Aim - Write out every entry word for word.

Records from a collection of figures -
┌──

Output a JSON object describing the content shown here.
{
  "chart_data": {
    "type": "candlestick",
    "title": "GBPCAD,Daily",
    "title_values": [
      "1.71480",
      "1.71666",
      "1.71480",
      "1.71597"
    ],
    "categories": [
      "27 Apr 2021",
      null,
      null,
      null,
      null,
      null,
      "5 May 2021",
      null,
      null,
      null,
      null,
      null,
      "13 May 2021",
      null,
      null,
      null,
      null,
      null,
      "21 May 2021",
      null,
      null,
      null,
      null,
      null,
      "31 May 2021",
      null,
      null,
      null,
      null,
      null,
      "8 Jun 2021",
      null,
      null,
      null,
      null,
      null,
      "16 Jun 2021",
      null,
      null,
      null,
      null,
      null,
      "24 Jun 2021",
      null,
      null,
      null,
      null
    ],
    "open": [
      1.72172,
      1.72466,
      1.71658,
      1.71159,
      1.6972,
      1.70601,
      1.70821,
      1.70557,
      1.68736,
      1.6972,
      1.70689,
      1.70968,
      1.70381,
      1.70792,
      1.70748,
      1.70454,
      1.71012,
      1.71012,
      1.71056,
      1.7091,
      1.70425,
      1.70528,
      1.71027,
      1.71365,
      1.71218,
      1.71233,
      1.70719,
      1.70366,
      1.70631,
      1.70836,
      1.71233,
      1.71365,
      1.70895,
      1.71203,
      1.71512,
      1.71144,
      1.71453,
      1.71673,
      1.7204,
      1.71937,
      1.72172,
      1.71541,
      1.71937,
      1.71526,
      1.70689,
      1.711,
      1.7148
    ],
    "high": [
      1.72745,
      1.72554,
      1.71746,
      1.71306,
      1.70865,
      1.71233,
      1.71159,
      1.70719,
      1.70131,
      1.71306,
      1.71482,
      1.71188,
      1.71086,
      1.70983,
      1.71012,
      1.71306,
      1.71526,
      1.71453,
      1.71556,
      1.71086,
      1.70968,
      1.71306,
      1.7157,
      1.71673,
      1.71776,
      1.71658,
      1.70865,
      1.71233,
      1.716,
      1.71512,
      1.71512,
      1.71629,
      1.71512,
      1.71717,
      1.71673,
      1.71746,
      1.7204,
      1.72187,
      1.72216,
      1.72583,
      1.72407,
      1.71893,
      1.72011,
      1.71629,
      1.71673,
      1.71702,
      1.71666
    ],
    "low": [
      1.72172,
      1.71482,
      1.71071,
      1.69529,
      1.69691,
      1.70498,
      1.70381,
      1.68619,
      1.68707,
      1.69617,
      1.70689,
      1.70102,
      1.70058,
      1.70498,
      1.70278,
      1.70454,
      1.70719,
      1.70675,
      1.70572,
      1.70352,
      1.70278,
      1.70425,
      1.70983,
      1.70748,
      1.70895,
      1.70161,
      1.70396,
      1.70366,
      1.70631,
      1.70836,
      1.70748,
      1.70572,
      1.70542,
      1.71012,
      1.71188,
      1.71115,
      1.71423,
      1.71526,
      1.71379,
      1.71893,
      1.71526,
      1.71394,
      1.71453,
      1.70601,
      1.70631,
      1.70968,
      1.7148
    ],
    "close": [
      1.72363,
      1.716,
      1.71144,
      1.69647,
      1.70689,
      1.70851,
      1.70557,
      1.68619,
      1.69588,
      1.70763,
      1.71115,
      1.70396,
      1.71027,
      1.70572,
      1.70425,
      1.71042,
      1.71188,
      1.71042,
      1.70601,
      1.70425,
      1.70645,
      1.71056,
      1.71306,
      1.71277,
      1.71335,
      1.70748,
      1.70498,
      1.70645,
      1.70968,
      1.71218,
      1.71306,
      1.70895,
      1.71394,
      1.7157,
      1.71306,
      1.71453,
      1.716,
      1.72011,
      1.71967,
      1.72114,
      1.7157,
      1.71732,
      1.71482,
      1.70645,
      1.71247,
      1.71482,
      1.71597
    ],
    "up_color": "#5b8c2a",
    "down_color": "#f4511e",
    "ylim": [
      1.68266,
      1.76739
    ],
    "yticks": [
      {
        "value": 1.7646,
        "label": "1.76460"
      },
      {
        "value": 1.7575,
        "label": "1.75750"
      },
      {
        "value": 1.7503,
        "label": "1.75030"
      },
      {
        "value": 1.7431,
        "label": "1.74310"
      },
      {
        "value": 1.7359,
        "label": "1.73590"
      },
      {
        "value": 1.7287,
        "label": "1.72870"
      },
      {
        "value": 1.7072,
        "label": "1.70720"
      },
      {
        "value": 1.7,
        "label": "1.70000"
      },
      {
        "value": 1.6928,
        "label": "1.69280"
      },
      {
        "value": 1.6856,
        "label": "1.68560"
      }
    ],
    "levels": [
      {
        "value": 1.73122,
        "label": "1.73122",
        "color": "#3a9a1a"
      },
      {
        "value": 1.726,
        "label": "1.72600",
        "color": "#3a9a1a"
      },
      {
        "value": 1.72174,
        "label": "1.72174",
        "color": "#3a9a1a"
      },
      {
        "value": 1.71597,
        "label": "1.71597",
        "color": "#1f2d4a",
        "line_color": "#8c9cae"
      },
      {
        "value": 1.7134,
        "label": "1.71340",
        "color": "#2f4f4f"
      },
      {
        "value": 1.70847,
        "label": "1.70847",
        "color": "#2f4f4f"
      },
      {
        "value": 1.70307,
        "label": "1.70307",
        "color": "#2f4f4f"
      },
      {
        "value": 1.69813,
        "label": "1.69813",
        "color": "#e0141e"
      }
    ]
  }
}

└──

Exercise answer -
Output a JSON object describing the content shown here.
{
  "chart_data": {
    "type": "candlestick",
    "title": "GBPCAD,Daily",
    "title_values": [
      "1.71480",
      "1.71666",
      "1.71480",
      "1.71597"
    ],
    "categories": [
      "27 Apr 2021",
      null,
      null,
      null,
      null,
      null,
      "5 May 2021",
      null,
      null,
      null,
      null,
      null,
      "13 May 2021",
      null,
      null,
      null,
      null,
      null,
      "21 May 2021",
      null,
      null,
      null,
      null,
      null,
      "31 May 2021",
      null,
      null,
      null,
      null,
      null,
      "8 Jun 2021",
      null,
      null,
      null,
      null,
      null,
      "16 Jun 2021",
      null,
      null,
      null,
      null,
      null,
      "24 Jun 2021",
      null,
      null,
      null,
      null
    ],
    "open": [
      1.72172,
      1.72466,
      1.71658,
      1.71159,
      1.6972,
      1.70601,
      1.70821,
      1.70557,
      1.68736,
      1.6972,
      1.70689,
      1.70968,
      1.70381,
      1.70792,
      1.70748,
      1.70454,
      1.71012,
      1.71012,
      1.71056,
      1.7091,
      1.70425,
      1.70528,
      1.71027,
      1.71365,
      1.71218,
      1.71233,
      1.70719,
      1.70366,
      1.70631,
      1.70836,
      1.71233,
      1.71365,
      1.70895,
      1.71203,
      1.71512,
      1.71144,
      1.71453,
      1.71673,
      1.7204,
      1.71937,
      1.72172,
      1.71541,
      1.71937,
      1.71526,
      1.70689,
      1.711,
      1.7148
    ],
    "high": [
      1.72745,
      1.72554,
      1.71746,
      1.71306,
      1.70865,
      1.71233,
      1.71159,
      1.70719,
      1.70131,
      1.71306,
      1.71482,
      1.71188,
      1.71086,
      1.70983,
      1.71012,
      1.71306,
      1.71526,
      1.71453,
      1.71556,
      1.71086,
      1.70968,
      1.71306,
      1.7157,
      1.71673,
      1.71776,
      1.71658,
      1.70865,
      1.71233,
      1.716,
      1.71512,
      1.71512,
      1.71629,
      1.71512,
      1.71717,
      1.71673,
      1.71746,
      1.7204,
      1.72187,
      1.72216,
      1.72583,
      1.72407,
      1.71893,
      1.72011,
      1.71629,
      1.71673,
      1.71702,
      1.71666
    ],
    "low": [
      1.72172,
      1.71482,
      1.71071,
      1.69529,
      1.69691,
      1.70498,
      1.70381,
      1.68619,
      1.68707,
      1.69617,
      1.70689,
      1.70102,
      1.70058,
      1.70498,
      1.70278,
      1.70454,
      1.70719,
      1.70675,
      1.70572,
      1.70352,
      1.70278,
      1.70425,
      1.70983,
      1.70748,
      1.70895,
      1.70161,
      1.70396,
      1.70366,
      1.70631,
      1.70836,
      1.70748,
      1.70572,
      1.70542,
      1.71012,
      1.71188,
      1.71115,
      1.71423,
      1.71526,
      1.71379,
      1.71893,
      1.71526,
      1.71394,
      1.71453,
      1.70601,
      1.70631,
      1.70968,
      1.7148
    ],
    "close": [
      1.72363,
      1.716,
      1.71144,
      1.69647,
      1.70689,
      1.70851,
      1.70557,
      1.68619,
      1.69588,
      1.70763,
      1.71115,
      1.70396,
      1.71027,
      1.70572,
      1.70425,
      1.71042,
      1.71188,
      1.71042,
      1.70601,
      1.70425,
      1.70645,
      1.71056,
      1.71306,
      1.71277,
      1.71335,
      1.70748,
      1.70498,
      1.70645,
      1.70968,
      1.71218,
      1.71306,
      1.70895,
      1.71394,
      1.7157,
      1.71306,
      1.71453,
      1.716,
      1.72011,
      1.71967,
      1.72114,
      1.7157,
      1.71732,
      1.71482,
      1.70645,
      1.71247,
      1.71482,
      1.71597
    ],
    "up_color": "#5b8c2a",
    "down_color": "#f4511e",
    "ylim": [
      1.68266,
      1.76739
    ],
    "yticks": [
      {
        "value": 1.7646,
        "label": "1.76460"
      },
      {
        "value": 1.7575,
        "label": "1.75750"
      },
      {
        "value": 1.7503,
        "label": "1.75030"
      },
      {
        "value": 1.7431,
        "label": "1.74310"
      },
      {
        "value": 1.7359,
        "label": "1.73590"
      },
      {
        "value": 1.7287,
        "label": "1.72870"
      },
      {
        "value": 1.7072,
        "label": "1.70720"
      },
      {
        "value": 1.7,
        "label": "1.70000"
      },
      {
        "value": 1.6928,
        "label": "1.69280"
      },
      {
        "value": 1.6856,
        "label": "1.68560"
      }
    ],
    "levels": [
      {
        "value": 1.73122,
        "label": "1.73122",
        "color": "#3a9a1a"
      },
      {
        "value": 1.726,
        "label": "1.72600",
        "color": "#3a9a1a"
      },
      {
        "value": 1.72174,
        "label": "1.72174",
        "color": "#3a9a1a"
      },
      {
        "value": 1.71597,
        "label": "1.71597",
        "color": "#1f2d4a",
        "line_color": "#8c9cae"
      },
      {
        "value": 1.7134,
        "label": "1.71340",
        "color": "#2f4f4f"
      },
      {
        "value": 1.70847,
        "label": "1.70847",
        "color": "#2f4f4f"
      },
      {
        "value": 1.70307,
        "label": "1.70307",
        "color": "#2f4f4f"
      },
      {
        "value": 1.69813,
        "label": "1.69813",
        "color": "#e0141e"
      }
    ]
  }
}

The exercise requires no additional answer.